PROMPT >>
Reproduce the listing below exactly, minus its pictures.

(Saved data entries)
^^^^

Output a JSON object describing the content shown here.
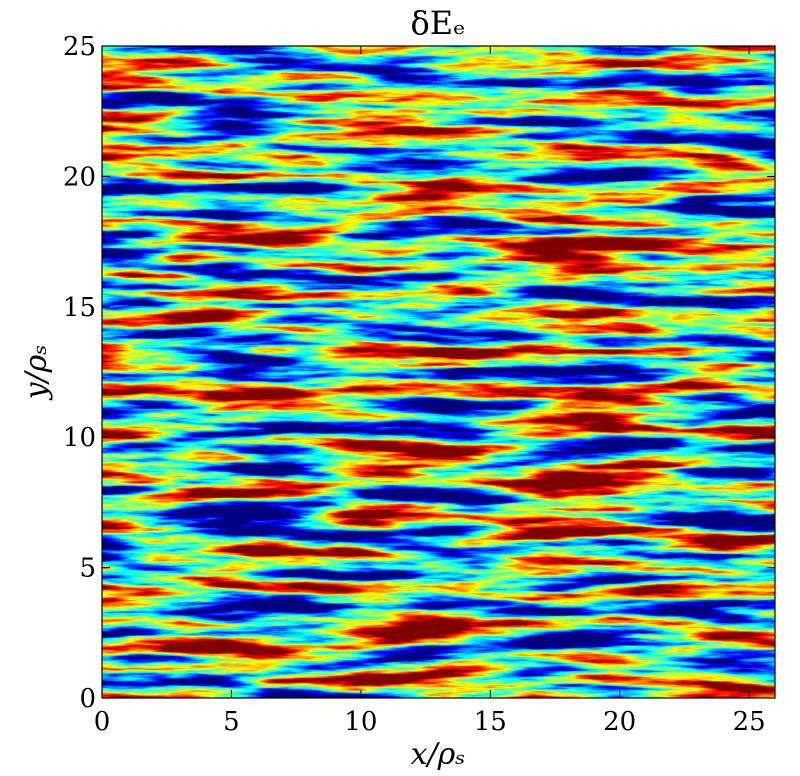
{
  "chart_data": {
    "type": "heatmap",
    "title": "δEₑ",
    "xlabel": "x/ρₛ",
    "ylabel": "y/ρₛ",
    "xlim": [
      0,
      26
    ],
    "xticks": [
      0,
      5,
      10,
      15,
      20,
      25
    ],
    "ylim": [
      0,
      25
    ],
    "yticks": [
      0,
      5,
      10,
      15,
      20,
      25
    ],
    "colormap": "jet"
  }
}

^^^^

RESPONSE >>
Output a JSON object describing the content shown here.
{
  "chart_data": {
    "type": "heatmap",
    "title": "δEₑ",
    "xlabel": "x/ρₛ",
    "ylabel": "y/ρₛ",
    "xlim": [
      0,
      26
    ],
    "xticks": [
      0,
      5,
      10,
      15,
      20,
      25
    ],
    "ylim": [
      0,
      25
    ],
    "yticks": [
      0,
      5,
      10,
      15,
      20,
      25
    ],
    "colormap": "jet"
  }
}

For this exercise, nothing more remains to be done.